══ Material shown ══

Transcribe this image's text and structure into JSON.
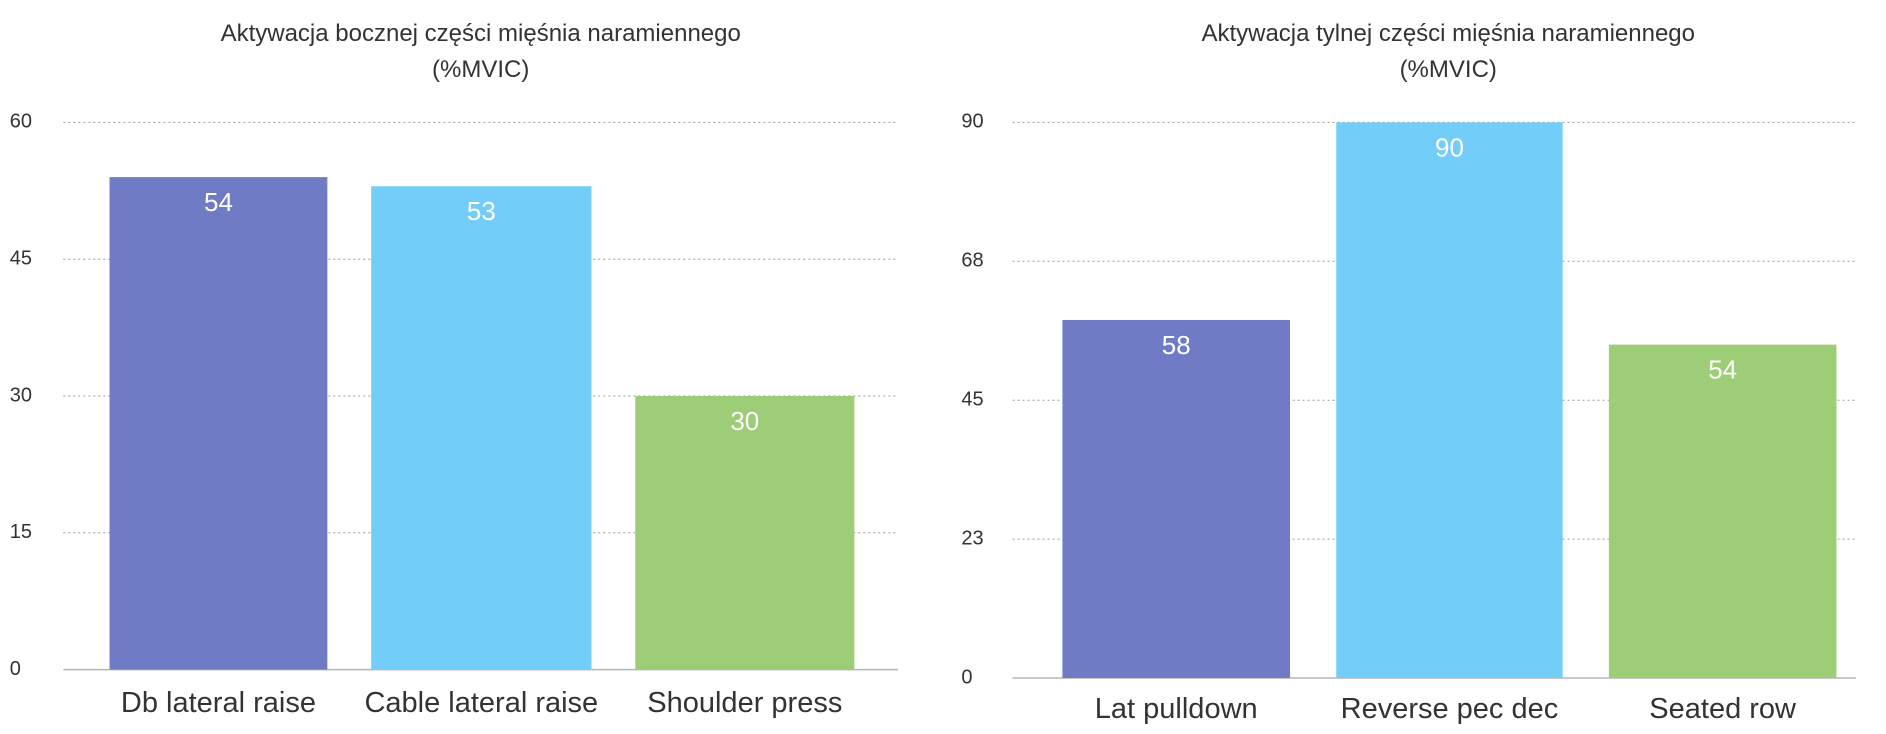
{
  "chart_data": [
    {
      "type": "bar",
      "title": [
        "Aktywacja bocznej części mięśnia naramiennego",
        "(%MVIC)"
      ],
      "categories": [
        "Db lateral raise",
        "Cable lateral raise",
        "Shoulder press"
      ],
      "values": [
        54,
        53,
        30
      ],
      "colors": [
        "#6f7cc5",
        "#73cdf9",
        "#9dcd76"
      ],
      "ylim": [
        0,
        60
      ],
      "yticks": [
        0,
        15,
        30,
        45,
        60
      ],
      "grid": true
    },
    {
      "type": "bar",
      "title": [
        "Aktywacja tylnej części mięśnia naramiennego",
        "(%MVIC)"
      ],
      "categories": [
        "Lat pulldown",
        "Reverse pec dec",
        "Seated row"
      ],
      "values": [
        58,
        90,
        54
      ],
      "colors": [
        "#6f7cc5",
        "#73cdf9",
        "#9dcd76"
      ],
      "ylim": [
        0,
        90
      ],
      "yticks": [
        0,
        {
          "value": 22.5,
          "label": "23"
        },
        45,
        {
          "value": 67.5,
          "label": "68"
        },
        90
      ],
      "grid": true
    }
  ]
}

═══

Quote the data above in full, leaving out the pictures it holds.

Transcribe this image's text and structure into JSON.
{
  "chart_data": [
    {
      "type": "bar",
      "title": [
        "Aktywacja bocznej części mięśnia naramiennego",
        "(%MVIC)"
      ],
      "categories": [
        "Db lateral raise",
        "Cable lateral raise",
        "Shoulder press"
      ],
      "values": [
        54,
        53,
        30
      ],
      "colors": [
        "#6f7cc5",
        "#73cdf9",
        "#9dcd76"
      ],
      "ylim": [
        0,
        60
      ],
      "yticks": [
        0,
        15,
        30,
        45,
        60
      ],
      "grid": true
    },
    {
      "type": "bar",
      "title": [
        "Aktywacja tylnej części mięśnia naramiennego",
        "(%MVIC)"
      ],
      "categories": [
        "Lat pulldown",
        "Reverse pec dec",
        "Seated row"
      ],
      "values": [
        58,
        90,
        54
      ],
      "colors": [
        "#6f7cc5",
        "#73cdf9",
        "#9dcd76"
      ],
      "ylim": [
        0,
        90
      ],
      "yticks": [
        0,
        {
          "value": 22.5,
          "label": "23"
        },
        45,
        {
          "value": 67.5,
          "label": "68"
        },
        90
      ],
      "grid": true
    }
  ]
}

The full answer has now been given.